» DATA:
>> BEGIN

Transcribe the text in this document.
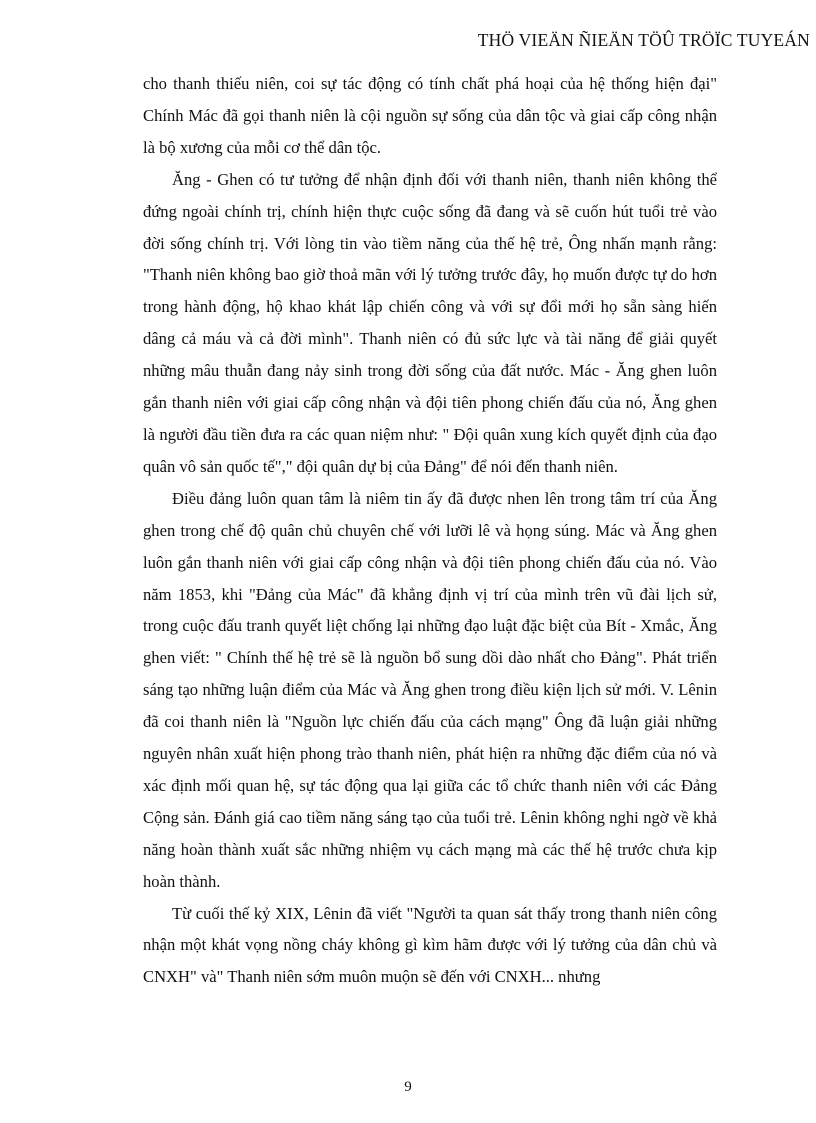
THÖ VIEÄN ÑIEÄN TÖÛ TRÖÏC TUYEÁN

cho thanh thiếu niên, coi sự tác động có tính chất phá hoại của hệ thống hiện đại" Chính Mác đã gọi thanh niên là cội nguồn sự sống của dân tộc và giai cấp công nhận là bộ xương của mỗi cơ thể dân tộc.

Ăng - Ghen có tư tưởng để nhận định đối với thanh niên, thanh niên không thể đứng ngoài chính trị, chính hiện thực cuộc sống đã đang và sẽ cuốn hút tuổi trẻ vào đời sống chính trị. Với lòng tin vào tiềm năng của thế hệ trẻ, Ông nhấn mạnh rằng: "Thanh niên không bao giờ thoả mãn với lý tưởng trước đây, họ muốn được tự do hơn trong hành động, hộ khao khát lập chiến công và với sự đổi mới họ sẵn sàng hiến dâng cả máu và cả đời mình". Thanh niên có đủ sức lực và tài năng để giải quyết những mâu thuẫn đang nảy sinh trong đời sống của đất nước. Mác - Ăng ghen luôn gắn thanh niên với giai cấp công nhận và đội tiên phong chiến đấu của nó, Ăng ghen là người đầu tiền đưa ra các quan niệm như: " Đội quân xung kích quyết định của đạo quân vô sản quốc tế"," đội quân dự bị của Đảng" để nói đến thanh niên.

Điều đảng luôn quan tâm là niêm tin ấy đã được nhen lên trong tâm trí của Ăng ghen trong chế độ quân chủ chuyên chế với lưỡi lê và họng súng. Mác và Ăng ghen luôn gắn thanh niên với giai cấp công nhận và đội tiên phong chiến đấu của nó. Vào năm 1853, khi "Đảng của Mác" đã khẳng định vị trí của mình trên vũ đài lịch sử, trong cuộc đấu tranh quyết liệt chống lại những đạo luật đặc biệt của Bít - Xmắc, Ăng ghen viết: " Chính thế hệ trẻ sẽ là nguồn bổ sung dồi dào nhất cho Đảng". Phát triển sáng tạo những luận điểm của Mác và Ăng ghen trong điều kiện lịch sử mới. V. Lênin đã coi thanh niên là "Nguồn lực chiến đấu của cách mạng" Ông đã luận giải những nguyên nhân xuất hiện phong trào thanh niên, phát hiện ra những đặc điểm của nó và xác định mối quan hệ, sự tác động qua lại giữa các tổ chức thanh niên với các Đảng Cộng sản. Đánh giá cao tiềm năng sáng tạo của tuổi trẻ. Lênin không nghi ngờ về khả năng hoàn thành xuất sắc những nhiệm vụ cách mạng mà các thế hệ trước chưa kịp hoàn thành.

Từ cuối thế kỷ XIX, Lênin đã viết "Người ta quan sát thấy trong thanh niên công nhận một khát vọng nồng cháy không gì kìm hãm được với lý tưởng của dân chủ và CNXH" và" Thanh niên sớm muôn muộn sẽ đến với CNXH... nhưng

9
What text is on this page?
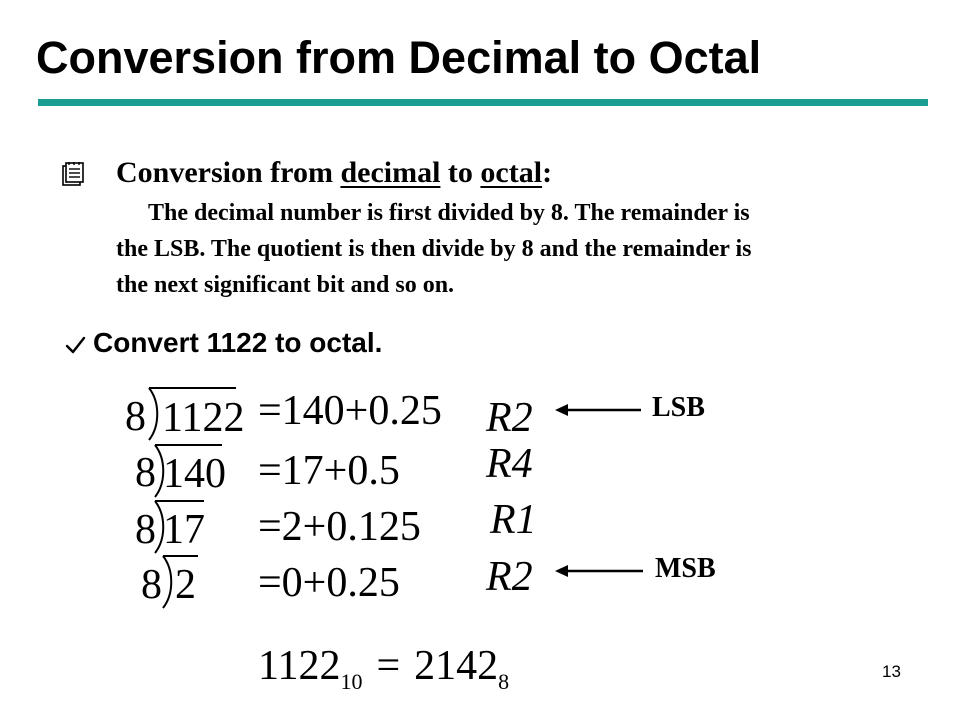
Conversion from Decimal to Octal
Conversion from decimal to octal:
The decimal number is first divided by 8. The remainder is
the LSB. The quotient is then divide by 8 and the remainder is
the next significant bit and so on.
Convert 1122 to octal.
8 1122 =140+0.25 R2
8 140 =17+0.5 R4
8 17 =2+0.125 R1
8 2 =0+0.25 R2
LSB
MSB
$1122_{10} = 2142_8$	13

>> END

» REQUIREMENTS: Reproduce the entries above word for word. Pictures stay out.

» ANSWER TO THIS EXERCISE:
Transcribe the text in this document.
THÖ VIEÄN ÑIEÄN TÖÛ TRÖÏC TUYEÁN

cho thanh thiếu niên, coi sự tác động có tính chất phá hoại của hệ thống hiện đại" Chính Mác đã gọi thanh niên là cội nguồn sự sống của dân tộc và giai cấp công nhận là bộ xương của mỗi cơ thể dân tộc.

Ăng - Ghen có tư tưởng để nhận định đối với thanh niên, thanh niên không thể đứng ngoài chính trị, chính hiện thực cuộc sống đã đang và sẽ cuốn hút tuổi trẻ vào đời sống chính trị. Với lòng tin vào tiềm năng của thế hệ trẻ, Ông nhấn mạnh rằng: "Thanh niên không bao giờ thoả mãn với lý tưởng trước đây, họ muốn được tự do hơn trong hành động, hộ khao khát lập chiến công và với sự đổi mới họ sẵn sàng hiến dâng cả máu và cả đời mình". Thanh niên có đủ sức lực và tài năng để giải quyết những mâu thuẫn đang nảy sinh trong đời sống của đất nước. Mác - Ăng ghen luôn gắn thanh niên với giai cấp công nhận và đội tiên phong chiến đấu của nó, Ăng ghen là người đầu tiền đưa ra các quan niệm như: " Đội quân xung kích quyết định của đạo quân vô sản quốc tế"," đội quân dự bị của Đảng" để nói đến thanh niên.

Điều đảng luôn quan tâm là niêm tin ấy đã được nhen lên trong tâm trí của Ăng ghen trong chế độ quân chủ chuyên chế với lưỡi lê và họng súng. Mác và Ăng ghen luôn gắn thanh niên với giai cấp công nhận và đội tiên phong chiến đấu của nó. Vào năm 1853, khi "Đảng của Mác" đã khẳng định vị trí của mình trên vũ đài lịch sử, trong cuộc đấu tranh quyết liệt chống lại những đạo luật đặc biệt của Bít - Xmắc, Ăng ghen viết: " Chính thế hệ trẻ sẽ là nguồn bổ sung dồi dào nhất cho Đảng". Phát triển sáng tạo những luận điểm của Mác và Ăng ghen trong điều kiện lịch sử mới. V. Lênin đã coi thanh niên là "Nguồn lực chiến đấu của cách mạng" Ông đã luận giải những nguyên nhân xuất hiện phong trào thanh niên, phát hiện ra những đặc điểm của nó và xác định mối quan hệ, sự tác động qua lại giữa các tổ chức thanh niên với các Đảng Cộng sản. Đánh giá cao tiềm năng sáng tạo của tuổi trẻ. Lênin không nghi ngờ về khả năng hoàn thành xuất sắc những nhiệm vụ cách mạng mà các thế hệ trước chưa kịp hoàn thành.

Từ cuối thế kỷ XIX, Lênin đã viết "Người ta quan sát thấy trong thanh niên công nhận một khát vọng nồng cháy không gì kìm hãm được với lý tưởng của dân chủ và CNXH" và" Thanh niên sớm muôn muộn sẽ đến với CNXH... nhưng

9
What text is on this page?
Conversion from Decimal to Octal
Conversion from decimal to octal:
The decimal number is first divided by 8. The remainder is
the LSB. The quotient is then divide by 8 and the remainder is
the next significant bit and so on.
Convert 1122 to octal.
8 1122 =140+0.25 R2
8 140 =17+0.5 R4
8 17 =2+0.125 R1
8 2 =0+0.25 R2
LSB
MSB
$1122_{10} = 2142_8$	13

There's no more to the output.